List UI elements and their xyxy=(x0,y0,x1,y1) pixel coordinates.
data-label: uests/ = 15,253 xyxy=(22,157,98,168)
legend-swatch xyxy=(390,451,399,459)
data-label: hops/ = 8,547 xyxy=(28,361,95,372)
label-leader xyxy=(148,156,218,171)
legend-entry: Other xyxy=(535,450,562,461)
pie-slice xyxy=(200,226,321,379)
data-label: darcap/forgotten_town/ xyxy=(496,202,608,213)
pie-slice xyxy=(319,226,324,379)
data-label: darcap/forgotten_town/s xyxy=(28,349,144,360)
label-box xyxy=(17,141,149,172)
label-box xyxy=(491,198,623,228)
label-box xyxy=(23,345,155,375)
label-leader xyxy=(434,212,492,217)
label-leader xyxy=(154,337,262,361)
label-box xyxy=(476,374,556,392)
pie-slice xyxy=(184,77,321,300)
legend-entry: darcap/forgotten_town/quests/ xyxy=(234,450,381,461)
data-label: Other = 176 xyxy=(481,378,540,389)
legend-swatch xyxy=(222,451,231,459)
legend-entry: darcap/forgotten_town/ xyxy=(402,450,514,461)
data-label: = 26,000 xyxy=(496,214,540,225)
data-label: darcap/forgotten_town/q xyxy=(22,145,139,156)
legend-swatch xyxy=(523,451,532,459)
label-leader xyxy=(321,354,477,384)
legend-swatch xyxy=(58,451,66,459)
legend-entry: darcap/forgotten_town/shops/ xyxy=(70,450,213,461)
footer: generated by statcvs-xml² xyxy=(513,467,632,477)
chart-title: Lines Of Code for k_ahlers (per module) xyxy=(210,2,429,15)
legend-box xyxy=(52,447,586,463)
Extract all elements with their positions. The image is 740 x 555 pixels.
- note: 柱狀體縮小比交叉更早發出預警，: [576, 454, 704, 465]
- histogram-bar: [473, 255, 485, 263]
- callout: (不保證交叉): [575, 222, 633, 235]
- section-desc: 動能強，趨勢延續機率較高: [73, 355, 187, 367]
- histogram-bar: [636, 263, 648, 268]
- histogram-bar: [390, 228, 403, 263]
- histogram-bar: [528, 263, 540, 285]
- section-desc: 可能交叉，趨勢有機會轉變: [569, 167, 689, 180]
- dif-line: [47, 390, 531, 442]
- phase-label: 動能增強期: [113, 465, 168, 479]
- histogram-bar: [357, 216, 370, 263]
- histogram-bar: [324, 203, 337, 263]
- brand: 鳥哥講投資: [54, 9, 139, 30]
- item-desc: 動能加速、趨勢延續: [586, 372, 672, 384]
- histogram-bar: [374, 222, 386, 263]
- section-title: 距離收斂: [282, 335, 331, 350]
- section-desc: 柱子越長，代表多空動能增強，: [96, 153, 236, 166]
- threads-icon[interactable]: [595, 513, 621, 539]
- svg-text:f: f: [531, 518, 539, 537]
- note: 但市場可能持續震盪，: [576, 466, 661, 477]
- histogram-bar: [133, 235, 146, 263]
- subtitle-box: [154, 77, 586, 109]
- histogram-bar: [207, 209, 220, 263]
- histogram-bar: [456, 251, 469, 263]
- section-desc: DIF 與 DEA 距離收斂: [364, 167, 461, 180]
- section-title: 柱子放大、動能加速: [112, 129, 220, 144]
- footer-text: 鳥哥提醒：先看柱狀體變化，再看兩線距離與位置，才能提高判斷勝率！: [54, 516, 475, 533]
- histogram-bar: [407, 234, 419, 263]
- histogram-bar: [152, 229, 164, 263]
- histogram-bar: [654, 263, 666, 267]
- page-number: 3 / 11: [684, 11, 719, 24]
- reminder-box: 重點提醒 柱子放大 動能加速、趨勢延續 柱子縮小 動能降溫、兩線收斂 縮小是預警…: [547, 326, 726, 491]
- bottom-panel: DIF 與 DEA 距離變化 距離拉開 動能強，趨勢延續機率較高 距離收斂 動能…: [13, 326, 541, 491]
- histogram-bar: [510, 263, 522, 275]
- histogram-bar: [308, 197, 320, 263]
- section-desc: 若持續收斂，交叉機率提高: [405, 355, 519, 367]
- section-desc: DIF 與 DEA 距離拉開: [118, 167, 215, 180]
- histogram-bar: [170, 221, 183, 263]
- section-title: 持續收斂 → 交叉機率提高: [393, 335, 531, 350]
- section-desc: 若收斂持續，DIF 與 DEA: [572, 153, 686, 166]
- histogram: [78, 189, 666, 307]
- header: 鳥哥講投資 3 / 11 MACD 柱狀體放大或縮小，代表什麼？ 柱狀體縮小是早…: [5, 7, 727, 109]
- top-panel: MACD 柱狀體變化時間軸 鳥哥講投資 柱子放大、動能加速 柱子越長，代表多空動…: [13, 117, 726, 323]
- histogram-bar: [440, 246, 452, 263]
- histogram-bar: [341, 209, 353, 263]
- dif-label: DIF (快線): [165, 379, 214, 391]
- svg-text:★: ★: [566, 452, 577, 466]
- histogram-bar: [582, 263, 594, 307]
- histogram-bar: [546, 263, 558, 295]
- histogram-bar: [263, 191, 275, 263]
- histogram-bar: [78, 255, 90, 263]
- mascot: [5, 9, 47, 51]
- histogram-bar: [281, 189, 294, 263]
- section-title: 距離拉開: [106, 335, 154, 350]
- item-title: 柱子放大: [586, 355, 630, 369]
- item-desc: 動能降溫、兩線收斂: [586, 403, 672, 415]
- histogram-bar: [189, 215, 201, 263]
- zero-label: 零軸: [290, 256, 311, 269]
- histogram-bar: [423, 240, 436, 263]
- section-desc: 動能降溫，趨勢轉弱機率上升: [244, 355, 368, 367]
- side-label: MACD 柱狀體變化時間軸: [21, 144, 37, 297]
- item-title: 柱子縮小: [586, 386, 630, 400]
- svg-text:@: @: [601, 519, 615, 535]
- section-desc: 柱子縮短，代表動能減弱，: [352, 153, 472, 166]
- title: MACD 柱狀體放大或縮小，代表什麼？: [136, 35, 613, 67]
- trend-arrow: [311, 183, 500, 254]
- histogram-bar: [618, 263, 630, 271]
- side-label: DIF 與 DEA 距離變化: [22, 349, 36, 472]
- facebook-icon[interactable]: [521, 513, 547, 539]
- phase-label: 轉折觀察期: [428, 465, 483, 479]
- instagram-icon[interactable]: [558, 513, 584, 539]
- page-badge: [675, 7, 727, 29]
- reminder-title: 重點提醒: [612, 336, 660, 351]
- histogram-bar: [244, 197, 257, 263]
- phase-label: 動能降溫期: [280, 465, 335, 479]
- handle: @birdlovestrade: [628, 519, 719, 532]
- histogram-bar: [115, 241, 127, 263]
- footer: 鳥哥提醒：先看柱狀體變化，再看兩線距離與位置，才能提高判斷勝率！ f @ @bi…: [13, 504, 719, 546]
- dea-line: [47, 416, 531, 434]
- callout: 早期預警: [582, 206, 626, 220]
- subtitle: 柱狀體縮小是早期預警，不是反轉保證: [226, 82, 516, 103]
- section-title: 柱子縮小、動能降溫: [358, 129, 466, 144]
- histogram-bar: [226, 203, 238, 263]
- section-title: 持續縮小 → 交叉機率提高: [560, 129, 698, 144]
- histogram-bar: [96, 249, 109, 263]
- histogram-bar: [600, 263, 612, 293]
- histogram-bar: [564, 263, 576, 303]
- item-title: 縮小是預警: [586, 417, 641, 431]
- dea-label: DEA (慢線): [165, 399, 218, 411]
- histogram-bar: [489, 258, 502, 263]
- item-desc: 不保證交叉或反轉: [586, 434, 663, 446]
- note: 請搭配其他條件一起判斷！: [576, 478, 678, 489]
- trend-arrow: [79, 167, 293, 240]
------
Recast every line of the items above as a numbered list, leaving out any blank lines.

» **COMPLETED EXERCISE**
1. List UI elements and their xyxy=(x0,y0,x1,y1) pixel coordinates.
2. data-label: uests/ = 15,253 xyxy=(22,157,98,168)
3. legend-swatch xyxy=(390,451,399,459)
4. data-label: hops/ = 8,547 xyxy=(28,361,95,372)
5. label-leader xyxy=(148,156,218,171)
6. legend-entry: Other xyxy=(535,450,562,461)
7. pie-slice xyxy=(200,226,321,379)
8. data-label: darcap/forgotten_town/ xyxy=(496,202,608,213)
9. pie-slice xyxy=(319,226,324,379)
10. data-label: darcap/forgotten_town/s xyxy=(28,349,144,360)
11. label-box xyxy=(17,141,149,172)
12. label-box xyxy=(491,198,623,228)
13. label-box xyxy=(23,345,155,375)
14. label-leader xyxy=(434,212,492,217)
15. label-leader xyxy=(154,337,262,361)
16. label-box xyxy=(476,374,556,392)
17. pie-slice xyxy=(184,77,321,300)
18. legend-entry: darcap/forgotten_town/quests/ xyxy=(234,450,381,461)
19. data-label: Other = 176 xyxy=(481,378,540,389)
20. legend-swatch xyxy=(222,451,231,459)
21. legend-entry: darcap/forgotten_town/ xyxy=(402,450,514,461)
22. data-label: = 26,000 xyxy=(496,214,540,225)
23. data-label: darcap/forgotten_town/q xyxy=(22,145,139,156)
24. legend-swatch xyxy=(523,451,532,459)
25. label-leader xyxy=(321,354,477,384)
26. legend-swatch xyxy=(58,451,66,459)
27. legend-entry: darcap/forgotten_town/shops/ xyxy=(70,450,213,461)
28. footer: generated by statcvs-xml² xyxy=(513,467,632,477)
29. chart-title: Lines Of Code for k_ahlers (per module) xyxy=(210,2,429,15)
30. legend-box xyxy=(52,447,586,463)
31. Extract all elements with their positions. The image is 740 x 555 pixels.
32. - note: 柱狀體縮小比交叉更早發出預警，: [576, 454, 704, 465]
33. - histogram-bar: [473, 255, 485, 263]
34. - callout: (不保證交叉): [575, 222, 633, 235]
35. - section-desc: 動能強，趨勢延續機率較高: [73, 355, 187, 367]
36. - histogram-bar: [636, 263, 648, 268]
37. - histogram-bar: [390, 228, 403, 263]
38. - histogram-bar: [528, 263, 540, 285]
39. - section-desc: 可能交叉，趨勢有機會轉變: [569, 167, 689, 180]
40. - dif-line: [47, 390, 531, 442]
41. - phase-label: 動能增強期: [113, 465, 168, 479]
42. - histogram-bar: [357, 216, 370, 263]
43. - histogram-bar: [324, 203, 337, 263]
44. - brand: 鳥哥講投資: [54, 9, 139, 30]
45. - item-desc: 動能加速、趨勢延續: [586, 372, 672, 384]
46. - histogram-bar: [374, 222, 386, 263]
47. - section-title: 距離收斂: [282, 335, 331, 350]
48. - section-desc: 柱子越長，代表多空動能增強，: [96, 153, 236, 166]
49. - threads-icon[interactable]: [595, 513, 621, 539]
50. - svg-text:f: f: [531, 518, 539, 537]
51. - note: 但市場可能持續震盪，: [576, 466, 661, 477]
52. - histogram-bar: [133, 235, 146, 263]
53. - subtitle-box: [154, 77, 586, 109]
54. - histogram-bar: [207, 209, 220, 263]
55. - histogram-bar: [456, 251, 469, 263]
56. - section-desc: DIF 與 DEA 距離收斂: [364, 167, 461, 180]
57. - section-title: 柱子放大、動能加速: [112, 129, 220, 144]
58. - footer-text: 鳥哥提醒：先看柱狀體變化，再看兩線距離與位置，才能提高判斷勝率！: [54, 516, 475, 533]
59. - histogram-bar: [407, 234, 419, 263]
60. - histogram-bar: [152, 229, 164, 263]
61. - histogram-bar: [654, 263, 666, 267]
62. - page-number: 3 / 11: [684, 11, 719, 24]
63. - reminder-box: 重點提醒 柱子放大 動能加速、趨勢延續 柱子縮小 動能降溫、兩線收斂 縮小是預警…: [547, 326, 726, 491]
64. - bottom-panel: DIF 與 DEA 距離變化 距離拉開 動能強，趨勢延續機率較高 距離收斂 動能…: [13, 326, 541, 491]
65. - histogram-bar: [510, 263, 522, 275]
66. - histogram-bar: [308, 197, 320, 263]
67. - section-desc: 若持續收斂，交叉機率提高: [405, 355, 519, 367]
68. - section-desc: DIF 與 DEA 距離拉開: [118, 167, 215, 180]
69. - histogram-bar: [170, 221, 183, 263]
70. - section-title: 持續收斂 → 交叉機率提高: [393, 335, 531, 350]
71. - section-desc: 若收斂持續，DIF 與 DEA: [572, 153, 686, 166]
72. - histogram: [78, 189, 666, 307]
73. - header: 鳥哥講投資 3 / 11 MACD 柱狀體放大或縮小，代表什麼？ 柱狀體縮小是早…: [5, 7, 727, 109]
74. - top-panel: MACD 柱狀體變化時間軸 鳥哥講投資 柱子放大、動能加速 柱子越長，代表多空動…: [13, 117, 726, 323]
75. - histogram-bar: [440, 246, 452, 263]
76. - histogram-bar: [341, 209, 353, 263]
77. - dif-label: DIF (快線): [165, 379, 214, 391]
78. - svg-text:★: ★: [566, 452, 577, 466]
79. - histogram-bar: [582, 263, 594, 307]
80. - histogram-bar: [546, 263, 558, 295]
81. - histogram-bar: [263, 191, 275, 263]
82. - histogram-bar: [78, 255, 90, 263]
83. - mascot: [5, 9, 47, 51]
84. - histogram-bar: [281, 189, 294, 263]
85. - section-title: 距離拉開: [106, 335, 154, 350]
86. - item-title: 柱子放大: [586, 355, 630, 369]
87. - item-desc: 動能降溫、兩線收斂: [586, 403, 672, 415]
88. - histogram-bar: [189, 215, 201, 263]
89. - zero-label: 零軸: [290, 256, 311, 269]
90. - histogram-bar: [423, 240, 436, 263]
91. - section-desc: 動能降溫，趨勢轉弱機率上升: [244, 355, 368, 367]
92. - side-label: MACD 柱狀體變化時間軸: [21, 144, 37, 297]
93. - item-title: 柱子縮小: [586, 386, 630, 400]
94. - svg-text:@: @: [601, 519, 615, 535]
95. - section-desc: 柱子縮短，代表動能減弱，: [352, 153, 472, 166]
96. - title: MACD 柱狀體放大或縮小，代表什麼？: [136, 35, 613, 67]
97. - trend-arrow: [311, 183, 500, 254]
98. - histogram-bar: [618, 263, 630, 271]
99. - side-label: DIF 與 DEA 距離變化: [22, 349, 36, 472]
100. - facebook-icon[interactable]: [521, 513, 547, 539]
101. - phase-label: 轉折觀察期: [428, 465, 483, 479]
102. - instagram-icon[interactable]: [558, 513, 584, 539]
103. - page-badge: [675, 7, 727, 29]
104. - reminder-title: 重點提醒: [612, 336, 660, 351]
105. - histogram-bar: [244, 197, 257, 263]
106. - phase-label: 動能降溫期: [280, 465, 335, 479]
107. - handle: @birdlovestrade: [628, 519, 719, 532]
108. - histogram-bar: [115, 241, 127, 263]
109. - footer: 鳥哥提醒：先看柱狀體變化，再看兩線距離與位置，才能提高判斷勝率！ f @ @bi…: [13, 504, 719, 546]
110. - dea-line: [47, 416, 531, 434]
111. - callout: 早期預警: [582, 206, 626, 220]
112. - subtitle: 柱狀體縮小是早期預警，不是反轉保證: [226, 82, 516, 103]
113. - section-title: 柱子縮小、動能降溫: [358, 129, 466, 144]
114. - histogram-bar: [226, 203, 238, 263]
115. - section-title: 持續縮小 → 交叉機率提高: [560, 129, 698, 144]
116. - histogram-bar: [96, 249, 109, 263]
117. - histogram-bar: [600, 263, 612, 293]
118. - histogram-bar: [564, 263, 576, 303]
119. - item-title: 縮小是預警: [586, 417, 641, 431]
120. - dea-label: DEA (慢線): [165, 399, 218, 411]
121. - histogram-bar: [489, 258, 502, 263]
122. - item-desc: 不保證交叉或反轉: [586, 434, 663, 446]
123. - note: 請搭配其他條件一起判斷！: [576, 478, 678, 489]
124. - trend-arrow: [79, 167, 293, 240]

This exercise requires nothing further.